**TASK OBJECTIVE**
Search the records below for the word "πίνακες". Pull out each line that has it.

--- Start INPUT ROWS ---

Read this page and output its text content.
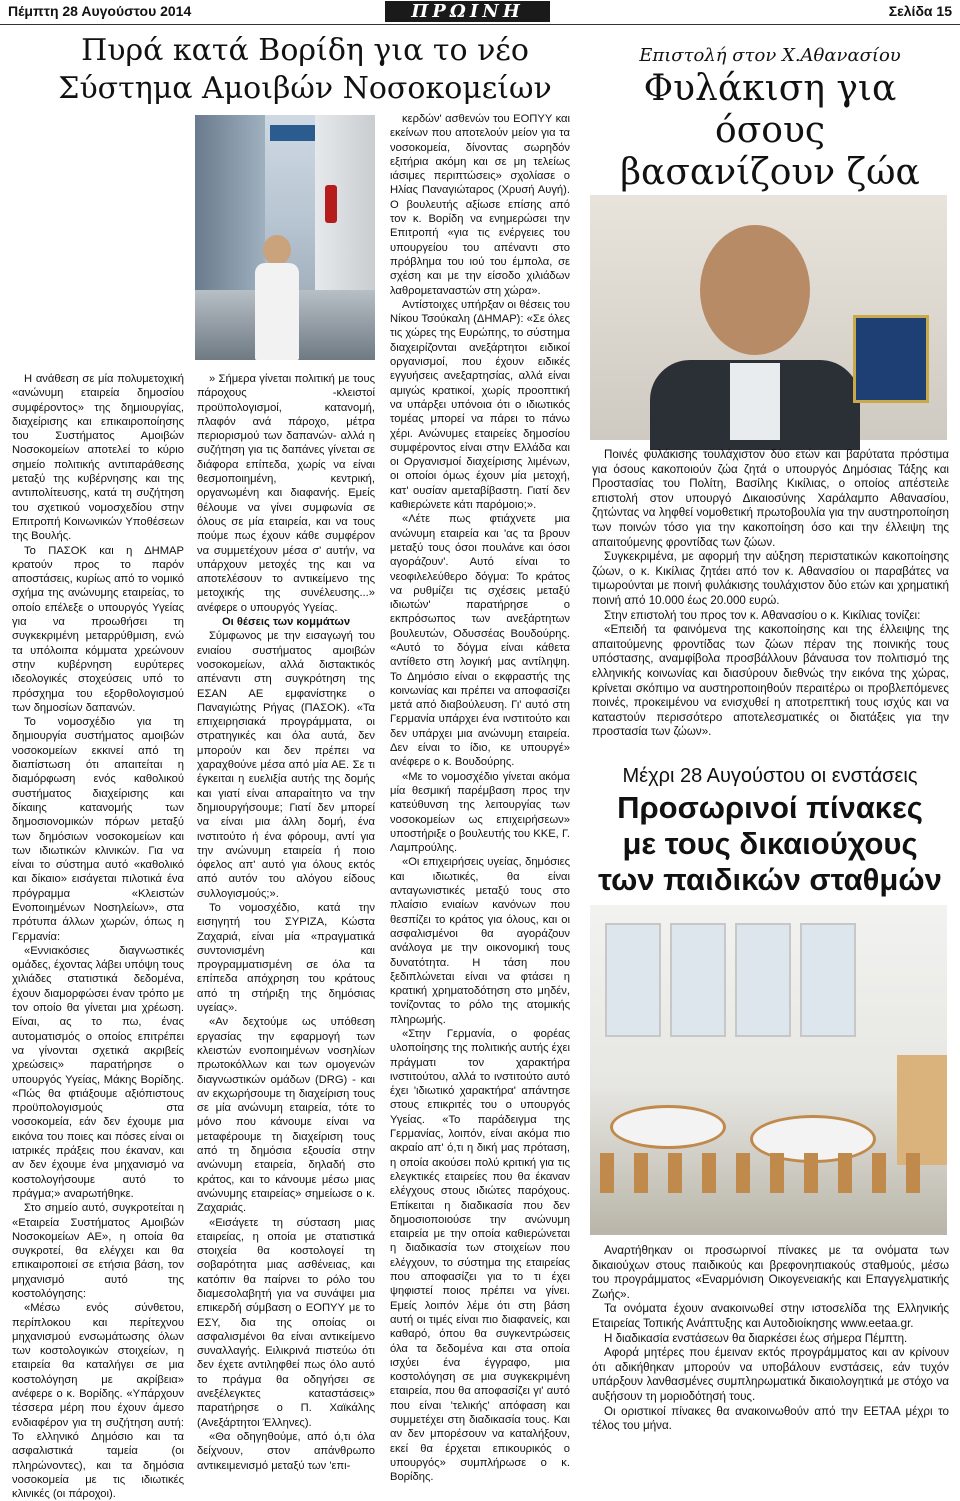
Πέμπτη 28 Αυγούστου 2014	ΠΡΩΙΝΗ	Σελίδα 15
Πυρά κατά Βορίδη για το νέο
Σύστημα Αμοιβών Νοσοκομείων

Η ανάθεση σε μία πολυμετοχική «ανώνυμη εταιρεία δημοσίου συμφέροντος» της δημιουργίας, διαχείρισης και επικαιροποίησης του Συστήματος Αμοιβών Νοσοκομείων αποτελεί το κύριο σημείο πολιτικής αντιπαράθεσης μεταξύ της κυβέρνησης και της αντιπολίτευσης, κατά τη συζήτηση του σχετικού νομοσχεδίου στην Επιτροπή Κοινωνικών Υποθέσεων της Βουλής.

Το ΠΑΣΟΚ και η ΔΗΜΑΡ κρατούν προς το παρόν αποστάσεις, κυρίως από το νομικό σχήμα της ανώνυμης εταιρείας, το οποίο επέλεξε ο υπουργός Υγείας για να προωθήσει τη συγκεκριμένη μεταρρύθμιση, ενώ τα υπόλοιπα κόμματα χρεώνουν στην κυβέρνηση ευρύτερες ιδεολογικές στοχεύσεις υπό το πρόσχημα του εξορθολογισμού των δημοσίων δαπανών.

Το νομοσχέδιο για τη δημιουργία συστήματος αμοιβών νοσοκομείων εκκινεί από τη διαπίστωση ότι απαιτείται η διαμόρφωση ενός καθολικού συστήματος διαχείρισης και δίκαιης κατανομής των δημοσιονομικών πόρων μεταξύ των δημόσιων νοσοκομείων και των ιδιωτικών κλινικών. Για να είναι το σύστημα αυτό «καθολικό και δίκαιο» εισάγεται πιλοτικά ένα πρόγραμμα «Κλειστών Ενοποιημένων Νοσηλείων», στα πρότυπα άλλων χωρών, όπως η Γερμανία:

«Εννιακόσιες διαγνωστικές ομάδες, έχοντας λάβει υπόψη τους χιλιάδες στατιστικά δεδομένα, έχουν διαμορφώσει έναν τρόπο με τον οποίο θα γίνεται μια χρέωση. Είναι, ας το πω, ένας αυτοματισμός ο οποίος επιτρέπει να γίνονται σχετικά ακριβείς χρεώσεις» παρατήρησε ο υπουργός Υγείας, Μάκης Βορίδης. «Πώς θα φτιάξουμε αξιόπιστους προϋπολογισμούς στα νοσοκομεία, εάν δεν έχουμε μια εικόνα του ποιες και πόσες είναι οι ιατρικές πράξεις που έκαναν, και αν δεν έχουμε ένα μηχανισμό να κοστολογήσουμε αυτό το πράγμα;» αναρωτήθηκε.

Στο σημείο αυτό, συγκροτείται η «Εταιρεία Συστήματος Αμοιβών Νοσοκομείων ΑΕ», η οποία θα συγκροτεί, θα ελέγχει και θα επικαιροποιεί σε ετήσια βάση, τον μηχανισμό αυτό της κοστολόγησης:

«Μέσω ενός σύνθετου, περίπλοκου και περίτεχνου μηχανισμού ενσωμάτωσης όλων των κοστολογικών στοιχείων, η εταιρεία θα καταλήγει σε μια κοστολόγηση με ακρίβεια» ανέφερε ο κ. Βορίδης. «Υπάρχουν τέσσερα μέρη που έχουν άμεσο ενδιαφέρον για τη συζήτηση αυτή: Το ελληνικό Δημόσιο και τα ασφαλιστικά ταμεία (οι πληρώνοντες), και τα δημόσια νοσοκομεία με τις ιδιωτικές κλινικές (οι πάροχοι).

» Σήμερα γίνεται πολιτική με τους πάροχους -κλειστοί προϋπολογισμοί, κατανομή, πλαφόν ανά πάροχο, μέτρα περιορισμού των δαπανών- αλλά η συζήτηση για τις δαπάνες γίνεται σε διάφορα επίπεδα, χωρίς να είναι θεσμοποιημένη, κεντρική, οργανωμένη και διαφανής. Εμείς θέλουμε να γίνει συμφωνία σε όλους σε μία εταιρεία, και να τους πούμε πως έχουν κάθε συμφέρον να συμμετέχουν μέσα σ' αυτήν, να υπάρχουν μετοχές της και να αποτελέσουν το αντικείμενο της μετοχικής της συνέλευσης...» ανέφερε ο υπουργός Υγείας.

Οι θέσεις των κομμάτων

Σύμφωνος με την εισαγωγή του ενιαίου συστήματος αμοιβών νοσοκομείων, αλλά διστακτικός απέναντι στη συγκρότηση της ΕΣΑΝ ΑΕ εμφανίστηκε ο Παναγιώτης Ρήγας (ΠΑΣΟΚ). «Τα επιχειρησιακά προγράμματα, οι στρατηγικές και όλα αυτά, δεν μπορούν και δεν πρέπει να χαραχθούνε μέσα από μία ΑΕ. Σε τι έγκειται η ευελιξία αυτής της δομής και γιατί είναι απαραίτητο να την δημιουργήσουμε; Γιατί δεν μπορεί να είναι μια άλλη δομή, ένα ινστιτούτο ή ένα φόρουμ, αντί για την ανώνυμη εταιρεία ή ποιο όφελος απ' αυτό για όλους εκτός από αυτόν του αλόγου είδους συλλογισμούς;».

Το νομοσχέδιο, κατά την εισηγητή του ΣΥΡΙΖΑ, Κώστα Ζαχαριά, είναι μία «πραγματικά συντονισμένη και προγραμματισμένη σε όλα τα επίπεδα απόχρηση του κράτους από τη στήριξη της δημόσιας υγείας».

«Αν δεχτούμε ως υπόθεση εργασίας την εφαρμογή των κλειστών ενοποιημένων νοσηλίων πρωτοκόλλων και των ομογενών διαγνωστικών ομάδων (DRG) - και αν εκχωρήσουμε τη διαχείριση τους σε μία ανώνυμη εταιρεία, τότε το μόνο που κάνουμε είναι να μεταφέρουμε τη διαχείριση τους από τη δημόσια εξουσία στην ανώνυμη εταιρεία, δηλαδή στο κράτος, και το κάνουμε μέσω μιας ανώνυμης εταιρείας» σημείωσε ο κ. Ζαχαριάς.

«Εισάγετε τη σύσταση μιας εταιρείας, η οποία με στατιστικά στοιχεία θα κοστολογεί τη σοβαρότητα μιας ασθένειας, και κατόπιν θα παίρνει το ρόλο του διαμεσολαβητή για να συνάψει μια επικερδή σύμβαση ο ΕΟΠΥΥ με το ΕΣΥ, δια της οποίας οι ασφαλισμένοι θα είναι αντικείμενο συναλλαγής. Ειλικρινά πιστεύω ότι δεν έχετε αντιληφθεί πως όλο αυτό το πράγμα θα οδηγήσει σε ανεξέλεγκτες καταστάσεις» παρατήρησε ο Π. Χαϊκάλης (Ανεξάρτητοι Έλληνες).

«Θα οδηγηθούμε, από ό,τι όλα δείχνουν, στον απάνθρωπο αντικειμενισμό μεταξύ των 'επι-

κερδών' ασθενών του ΕΟΠΥΥ και εκείνων που αποτελούν μείον για τα νοσοκομεία, δίνοντας σωρηδόν εξιτήρια ακόμη και σε μη τελείως ιάσιμες περιπτώσεις» σχολίασε ο Ηλίας Παναγιώταρος (Χρυσή Αυγή). Ο βουλευτής αξίωσε επίσης από τον κ. Βορίδη να ενημερώσει την Επιτροπή «για τις ενέργειες του υπουργείου του απέναντι στο πρόβλημα του ιού του έμπολα, σε σχέση και με την είσοδο χιλιάδων λαθρομεταναστών στη χώρα».

Αντίστοιχες υπήρξαν οι θέσεις του Νίκου Τσούκαλη (ΔΗΜΑΡ): «Σε όλες τις χώρες της Ευρώπης, το σύστημα διαχειρίζονται ανεξάρτητοι ειδικοί οργανισμοί, που έχουν ειδικές εγγυήσεις ανεξαρτησίας, αλλά είναι αμιγώς κρατικοί, χωρίς προοπτική να υπάρξει υπόνοια ότι ο ιδιωτικός τομέας μπορεί να πάρει το πάνω χέρι. Ανώνυμες εταιρείες δημοσίου συμφέροντος είναι στην Ελλάδα και οι Οργανισμοί διαχείρισης λιμένων, οι οποίοι όμως έχουν μία μετοχή, κατ' ουσίαν αμεταβίβαστη. Γιατί δεν καθιερώνετε κάτι παρόμοιο;».

«Λέτε πως φτιάχνετε μια ανώνυμη εταιρεία και 'ας τα βρουν μεταξύ τους όσοι πουλάνε και όσοι αγοράζουν'. Αυτό είναι το νεοφιλελεύθερο δόγμα: Το κράτος να ρυθμίζει τις σχέσεις μεταξύ ιδιωτών' παρατήρησε ο εκπρόσωπος των ανεξάρτητων βουλευτών, Οδυσσέας Βουδούρης. «Αυτό το δόγμα είναι κάθετα αντίθετο στη λογική μας αντίληψη. Το Δημόσιο είναι ο εκφραστής της κοινωνίας και πρέπει να αποφασίζει μετά από διαβούλευση. Γι' αυτό στη Γερμανία υπάρχει ένα ινστιτούτο και δεν υπάρχει μια ανώνυμη εταιρεία. Δεν είναι το ίδιο, κε υπουργέ» ανέφερε ο κ. Βουδούρης.

«Με το νομοσχέδιο γίνεται ακόμα μία θεσμική παρέμβαση προς την κατεύθυνση της λειτουργίας των νοσοκομείων ως επιχειρήσεων» υποστήριξε ο βουλευτής του ΚΚΕ, Γ. Λαμπρούλης.

«Οι επιχειρήσεις υγείας, δημόσιες και ιδιωτικές, θα είναι ανταγωνιστικές μεταξύ τους στο πλαίσιο ενιαίων κανόνων που θεσπίζει το κράτος για όλους, και οι ασφαλισμένοι θα αγοράζουν ανάλογα με την οικονομική τους δυνατότητα. Η τάση που ξεδιπλώνεται είναι να φτάσει η κρατική χρηματοδότηση στο μηδέν, τονίζοντας το ρόλο της ατομικής πληρωμής.

«Στην Γερμανία, ο φορέας υλοποίησης της πολιτικής αυτής έχει πράγματι τον χαρακτήρα ινστιτούτου, αλλά το ινστιτούτο αυτό έχει 'ιδιωτικό χαρακτήρα' απάντησε στους επικριτές του ο υπουργός Υγείας. «Το παράδειγμα της Γερμανίας, λοιπόν, είναι ακόμα πιο ακραίο απ' ό,τι η δική μας πρόταση, η οποία ακούσει πολύ κριτική για τις ελεγκτικές εταιρείες που θα έκαναν ελέγχους στους ιδιώτες παρόχους. Επίκειται η διαδικασία που δεν δημοσιοποιούσε την ανώνυμη εταιρεία με την οποία καθιερώνεται η διαδικασία των στοιχείων που ελέγχουν, το σύστημα της εταιρείας που αποφασίζει για το τι έχει ψηφιστεί ποιος πρέπει να γίνει. Εμείς λοιπόν λέμε ότι στη βάση αυτή οι τιμές είναι πιο διαφανείς, και καθαρό, όπου θα συγκεντρώσεις όλα τα δεδομένα και στα οποία ισχύει ένα έγγραφο, μια κοστολόγηση σε μια συγκεκριμένη εταιρεία, που θα αποφασίζει γι' αυτό που είναι 'τελικής' απόφαση και συμμετέχει στη διαδικασία τους. Και αν δεν μπορέσουν να καταλήξουν, εκεί θα έρχεται επικουρικός ο υπουργός» συμπλήρωσε ο κ. Βορίδης.

Επιστολή στον Χ.Αθανασίου
Φυλάκιση για όσους
βασανίζουν ζώα

Ποινές φυλάκισης τουλάχιστον δύο ετών και βαρύτατα πρόστιμα για όσους κακοποιούν ζώα ζητά ο υπουργός Δημόσιας Τάξης και Προστασίας του Πολίτη, Βασίλης Κικίλιας, ο οποίος απέστειλε επιστολή στον υπουργό Δικαιοσύνης Χαράλαμπο Αθανασίου, ζητώντας να ληφθεί νομοθετική πρωτοβουλία για την αυστηροποίηση των ποινών τόσο για την κακοποίηση όσο και την έλλειψη της απαιτούμενης φροντίδας των ζώων.

Συγκεκριμένα, με αφορμή την αύξηση περιστατικών κακοποίησης ζώων, ο κ. Κικίλιας ζητάει από τον κ. Αθανασίου οι παραβάτες να τιμωρούνται με ποινή φυλάκισης τουλάχιστον δύο ετών και χρηματική ποινή από 10.000 έως 20.000 ευρώ.

Στην επιστολή του προς τον κ. Αθανασίου ο κ. Κικίλιας τονίζει:

«Επειδή τα φαινόμενα της κακοποίησης και της έλλειψης της απαιτούμενης φροντίδας των ζώων πέραν της ποινικής τους υπόστασης, αναμφίβολα προσβάλλουν βάναυσα τον πολιτισμό της ελληνικής κοινωνίας και διασύρουν διεθνώς την εικόνα της χώρας, κρίνεται σκόπιμο να αυστηροποιηθούν περαιτέρω οι προβλεπόμενες ποινές, προκειμένου να ενισχυθεί η αποτρεπτική τους ισχύς και να καταστούν περισσότερο αποτελεσματικές οι διατάξεις για την προστασία των ζώων».

Μέχρι 28 Αυγούστου οι ενστάσεις
Προσωρινοί πίνακες
με τους δικαιούχους
των παιδικών σταθμών

Αναρτήθηκαν οι προσωρινοί πίνακες με τα ονόματα των δικαιούχων στους παιδικούς και βρεφονηπιακούς σταθμούς, μέσω του προγράμματος «Εναρμόνιση Οικογενειακής και Επαγγελματικής Ζωής».

Τα ονόματα έχουν ανακοινωθεί στην ιστοσελίδα της Ελληνικής Εταιρείας Τοπικής Ανάπτυξης και Αυτοδιοίκησης www.eetaa.gr.

Η διαδικασία ενστάσεων θα διαρκέσει έως σήμερα Πέμπτη.

Αφορά μητέρες που έμειναν εκτός προγράμματος και αν κρίνουν ότι αδικήθηκαν μπορούν να υποβάλουν ενστάσεις, εάν τυχόν υπάρξουν λανθασμένες συμπληρωματικά δικαιολογητικά με στόχο να αυξήσουν τη μοριοδότησή τους.

Οι οριστικοί πίνακες θα ανακοινωθούν από την ΕΕΤΑΑ μέχρι το τέλος του μήνα.
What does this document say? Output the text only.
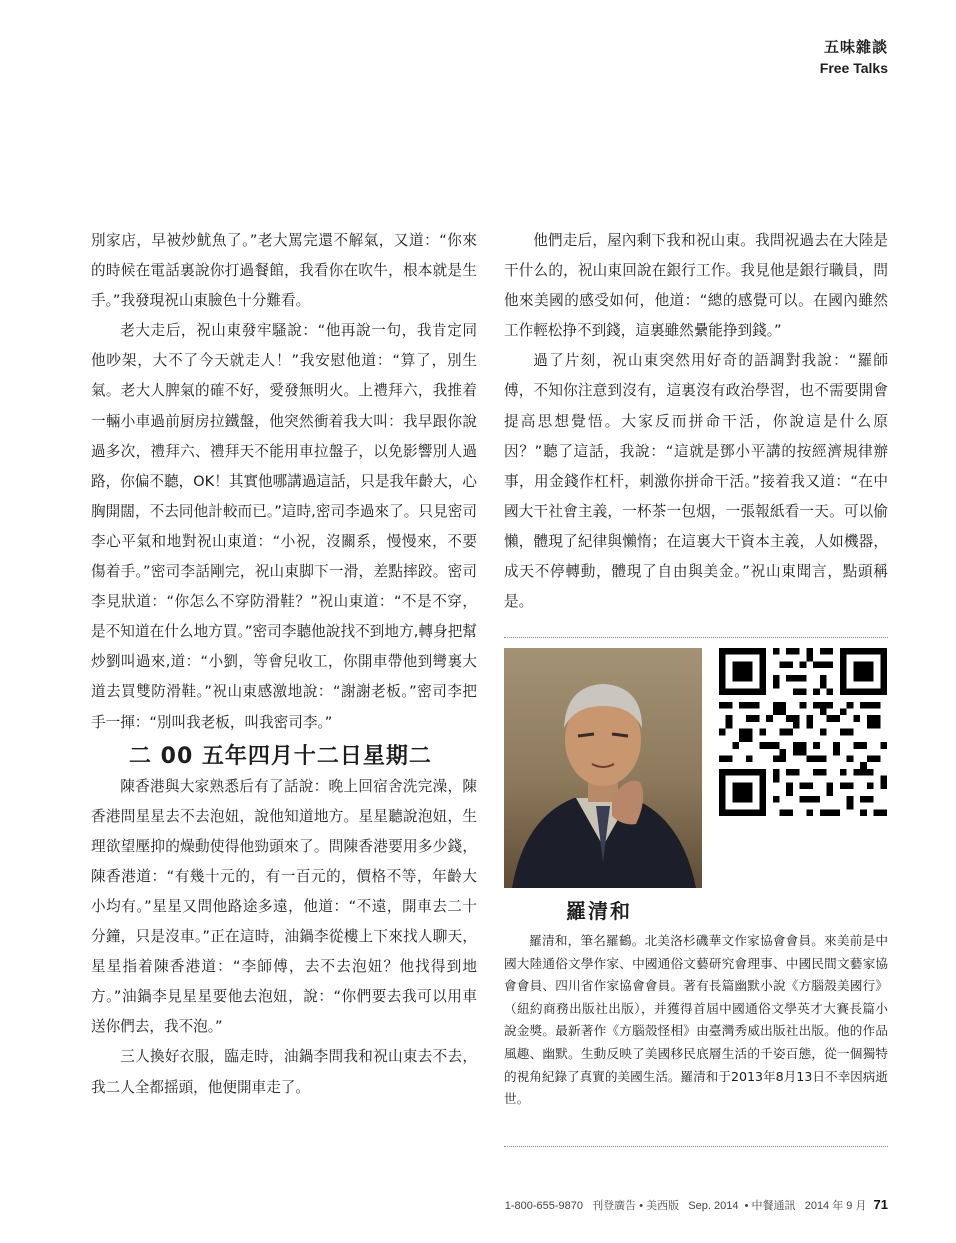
五味雜談
Free Talks

別家店，早被炒魷魚了。”老大罵完還不解氣，又道：“你來的時候在電話裏說你打過餐館，我看你在吹牛，根本就是生手。”我發現祝山東臉色十分難看。

老大走后，祝山東發牢騷說：“他再說一句，我肯定同他吵架，大不了今天就走人！”我安慰他道：“算了，別生氣。老大人脾氣的確不好，愛發無明火。上禮拜六，我推着一輛小車過前厨房拉鐵盤，他突然衝着我大叫：我早跟你說過多次，禮拜六、禮拜天不能用車拉盤子，以免影響別人過路，你偏不聽，OK！其實他哪講過這話，只是我年齡大，心胸開闊，不去同他計較而已。”這時,密司李過來了。只見密司李心平氣和地對祝山東道：“小祝，沒關系，慢慢來，不要傷着手。”密司李話剛完，祝山東脚下一滑，差點摔跤。密司李見狀道：“你怎么不穿防滑鞋？”祝山東道：“不是不穿，是不知道在什么地方買。”密司李聽他說找不到地方,轉身把幫炒劉叫過來,道：“小劉，等會兒收工，你開車帶他到彎裏大道去買雙防滑鞋。”祝山東感激地說：“謝謝老板。”密司李把手一揮：“別叫我老板，叫我密司李。”

二 00 五年四月十二日星期二

陳香港與大家熟悉后有了話說：晚上回宿舍洗完澡，陳香港問星星去不去泡妞，說他知道地方。星星聽說泡妞，生理欲望壓抑的燥動使得他勁頭來了。問陳香港要用多少錢，陳香港道：“有幾十元的，有一百元的，價格不等，年齡大小均有。”星星又問他路途多遠，他道：“不遠，開車去二十分鐘，只是沒車。”正在這時，油鍋李從樓上下來找人聊天，星星指着陳香港道：“李師傅，去不去泡妞？他找得到地方。”油鍋李見星星要他去泡妞，說：“你們要去我可以用車送你們去，我不泡。”

三人換好衣服，臨走時，油鍋李問我和祝山東去不去，我二人全都摇頭，他便開車走了。

他們走后，屋內剩下我和祝山東。我問祝過去在大陸是干什么的，祝山東回說在銀行工作。我見他是銀行職員，問他來美國的感受如何，他道：“總的感覺可以。在國內雖然工作輕松挣不到錢，這裏雖然纍能挣到錢。”

過了片刻，祝山東突然用好奇的語調對我說：“羅師傅，不知你注意到沒有，這裏沒有政治學習，也不需要開會提高思想覺悟。大家反而拼命干活，你說這是什么原因？”聽了這話，我說：“這就是鄧小平講的按經濟規律辦事，用金錢作杠杆，刺激你拼命干活。”接着我又道：“在中國大干社會主義，一杯茶一包烟，一張報紙看一天。可以偷懶，體現了紀律與懶惰；在這裏大干資本主義，人如機器，成天不停轉動，體現了自由與美金。”祝山東聞言，點頭稱是。

羅清和

羅清和，筆名羅鶴。北美洛杉磯華文作家協會會員。來美前是中國大陸通俗文學作家、中國通俗文藝研究會理事、中國民間文藝家協會會員、四川省作家協會會員。著有長篇幽默小說《方腦殼美國行》（紐約商務出版社出版），并獲得首屆中國通俗文學英才大賽長篇小說金獎。最新著作《方腦殼怪相》由臺灣秀威出版社出版。他的作品風趣、幽默。生動反映了美國移民底層生活的千姿百態，從一個獨特的視角紀錄了真實的美國生活。羅清和于2013年8月13日不幸因病逝世。

1-800-655-9870 刊登廣告 • 美西版 Sep. 2014 • 中餐通訊 2014 年 9 月 71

--- End INPUT ROWS ---

**EXPECTED ANSWER**
Προσωρινοί πίνακες
Αναρτήθηκαν οι προσωρινοί πίνακες με τα ονόματα των δικαιούχων στους παιδικούς και βρεφονηπιακούς σταθμούς, μέσω του προγράμματος «Εναρμόνιση Οικογενειακής και Επαγγελματικής Ζωής».
Οι οριστικοί πίνακες θα ανακοινωθούν από την ΕΕΤΑΑ μέχρι το τέλος του μήνα.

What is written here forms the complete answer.